[Start Supplied records]

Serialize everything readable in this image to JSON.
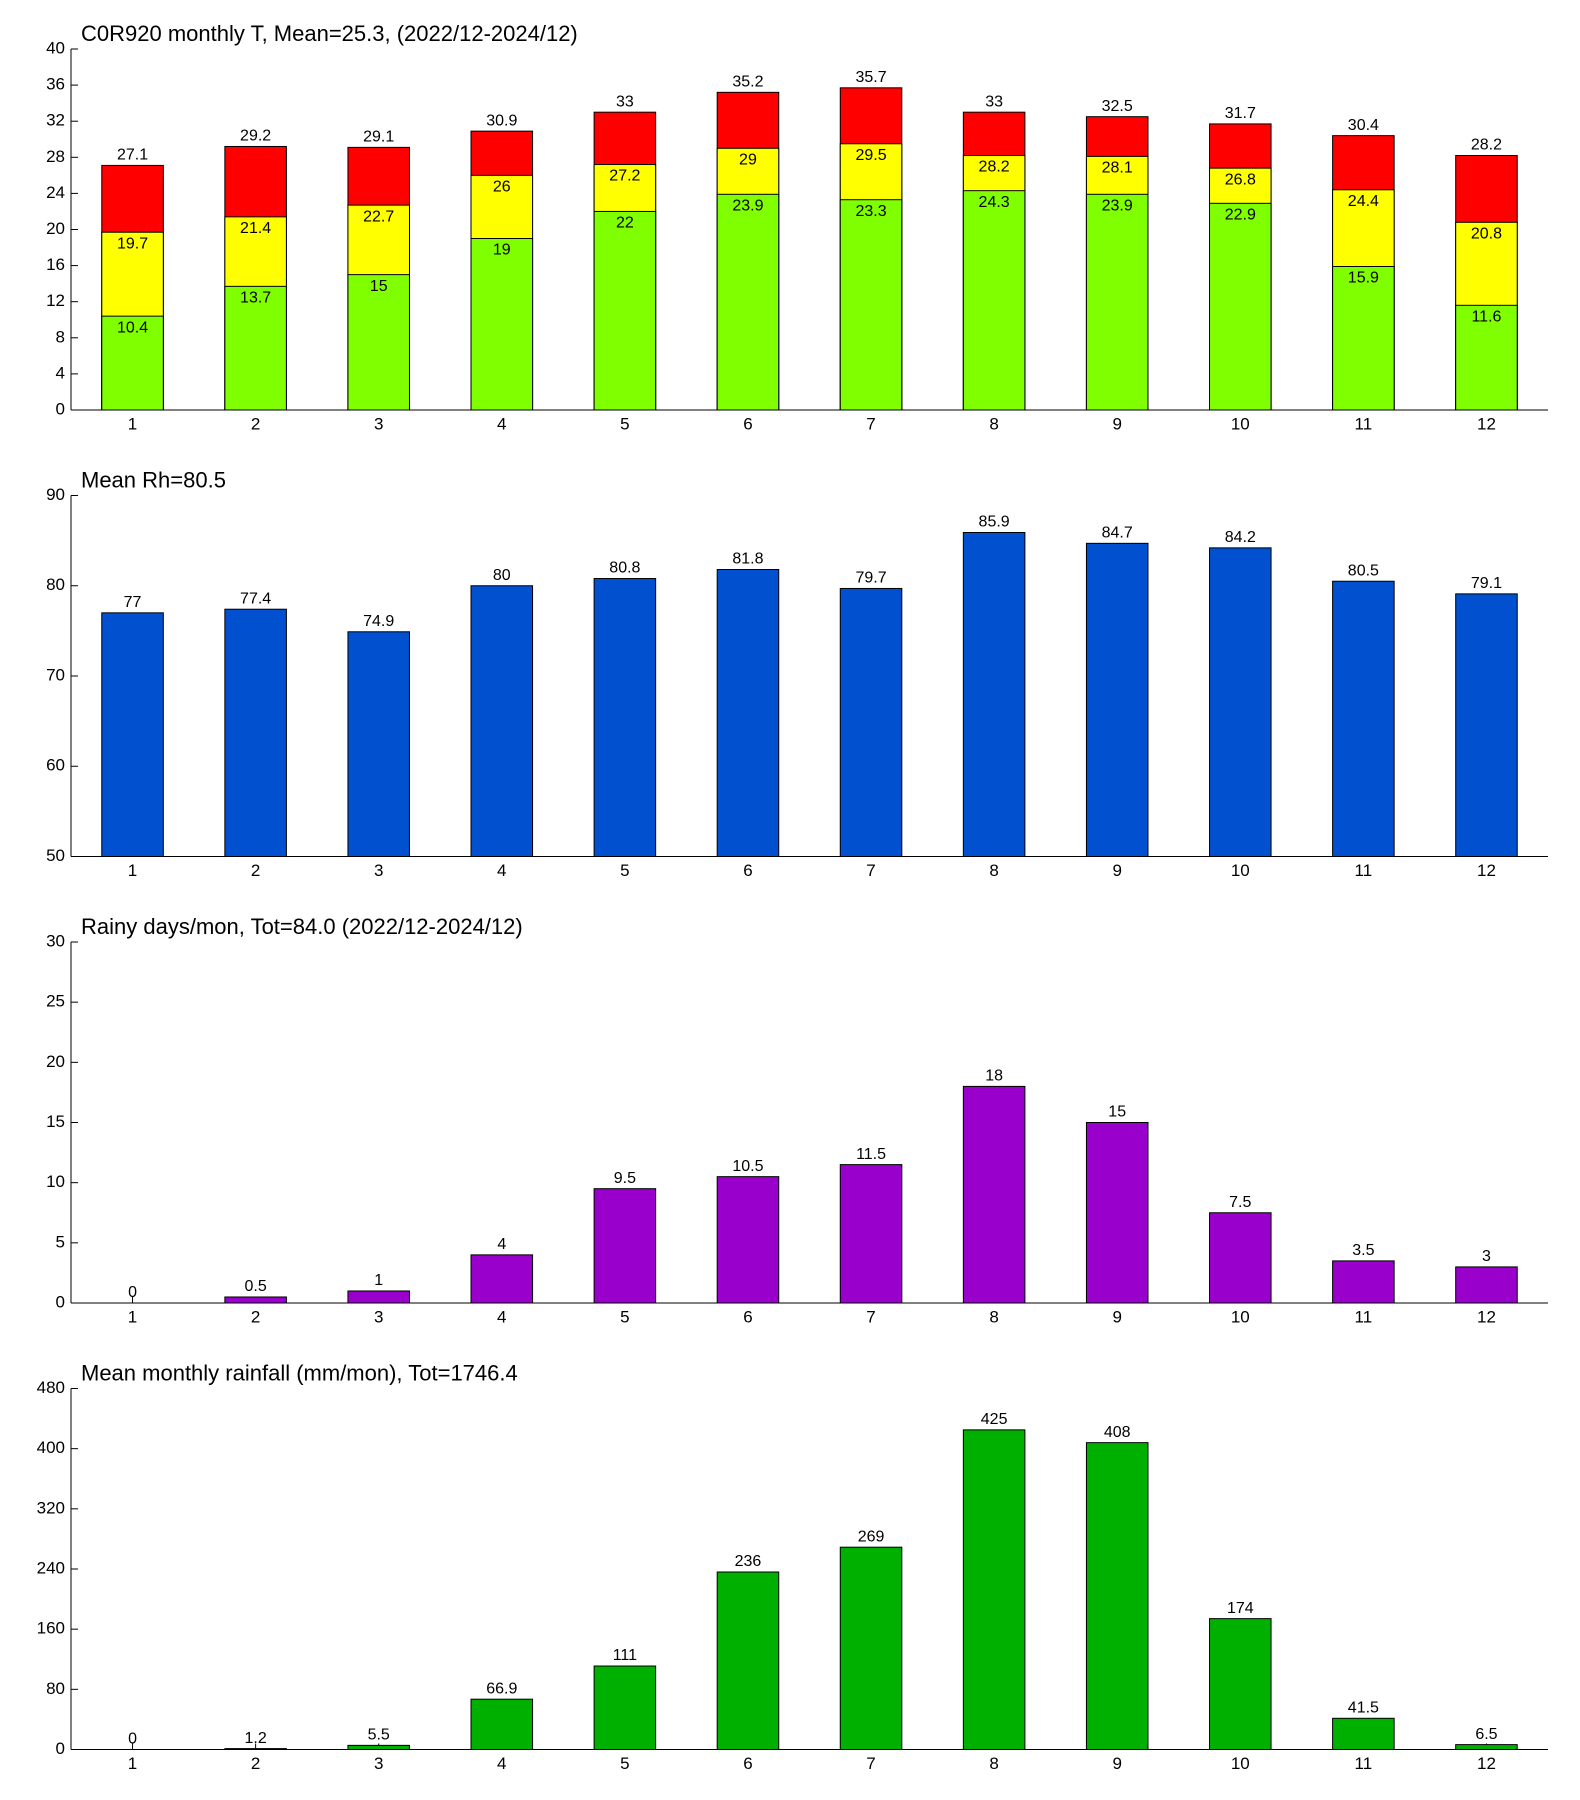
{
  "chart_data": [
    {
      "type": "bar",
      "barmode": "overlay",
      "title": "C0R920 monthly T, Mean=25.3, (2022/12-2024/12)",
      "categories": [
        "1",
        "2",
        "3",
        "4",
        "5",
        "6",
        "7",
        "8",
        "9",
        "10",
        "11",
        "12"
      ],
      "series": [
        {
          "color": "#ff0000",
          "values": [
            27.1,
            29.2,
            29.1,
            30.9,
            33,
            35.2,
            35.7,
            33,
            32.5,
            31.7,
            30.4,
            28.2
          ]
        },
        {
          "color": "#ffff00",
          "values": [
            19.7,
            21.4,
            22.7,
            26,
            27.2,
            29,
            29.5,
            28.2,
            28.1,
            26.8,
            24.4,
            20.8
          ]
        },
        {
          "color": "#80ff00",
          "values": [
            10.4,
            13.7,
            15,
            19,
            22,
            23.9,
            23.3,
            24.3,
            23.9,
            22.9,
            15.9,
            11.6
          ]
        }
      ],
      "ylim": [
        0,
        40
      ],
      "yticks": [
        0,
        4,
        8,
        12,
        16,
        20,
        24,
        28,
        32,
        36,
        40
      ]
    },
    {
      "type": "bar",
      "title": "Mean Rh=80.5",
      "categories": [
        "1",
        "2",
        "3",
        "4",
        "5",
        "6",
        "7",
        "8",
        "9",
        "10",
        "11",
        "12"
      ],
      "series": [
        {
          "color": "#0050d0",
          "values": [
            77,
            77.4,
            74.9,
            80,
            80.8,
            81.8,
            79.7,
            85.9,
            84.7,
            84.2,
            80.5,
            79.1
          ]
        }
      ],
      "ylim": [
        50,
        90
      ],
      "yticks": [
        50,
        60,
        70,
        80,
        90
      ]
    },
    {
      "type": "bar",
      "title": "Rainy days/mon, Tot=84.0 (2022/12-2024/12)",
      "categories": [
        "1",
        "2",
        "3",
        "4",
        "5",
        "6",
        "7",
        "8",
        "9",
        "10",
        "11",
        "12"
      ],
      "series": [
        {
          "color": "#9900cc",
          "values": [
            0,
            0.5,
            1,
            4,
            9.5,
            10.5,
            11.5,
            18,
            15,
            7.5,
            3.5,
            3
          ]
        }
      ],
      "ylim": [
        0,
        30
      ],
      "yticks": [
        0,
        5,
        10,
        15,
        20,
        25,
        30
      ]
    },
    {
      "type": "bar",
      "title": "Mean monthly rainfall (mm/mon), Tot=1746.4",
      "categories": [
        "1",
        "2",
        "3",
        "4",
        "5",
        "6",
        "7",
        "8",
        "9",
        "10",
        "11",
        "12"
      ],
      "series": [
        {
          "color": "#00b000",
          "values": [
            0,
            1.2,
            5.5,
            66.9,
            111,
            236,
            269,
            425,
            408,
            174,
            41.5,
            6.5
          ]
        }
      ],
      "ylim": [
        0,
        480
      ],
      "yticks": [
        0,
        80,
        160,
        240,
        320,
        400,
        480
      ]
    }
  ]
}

[End Supplied records]

▶ **Task objective**: Gather and return every line that holds the string "monthly".

▶ **Correct output**:
      "title": "C0R920 monthly T, Mean=25.3, (2022/12-2024/12)",
      "title": "Mean monthly rainfall (mm/mon), Tot=1746.4",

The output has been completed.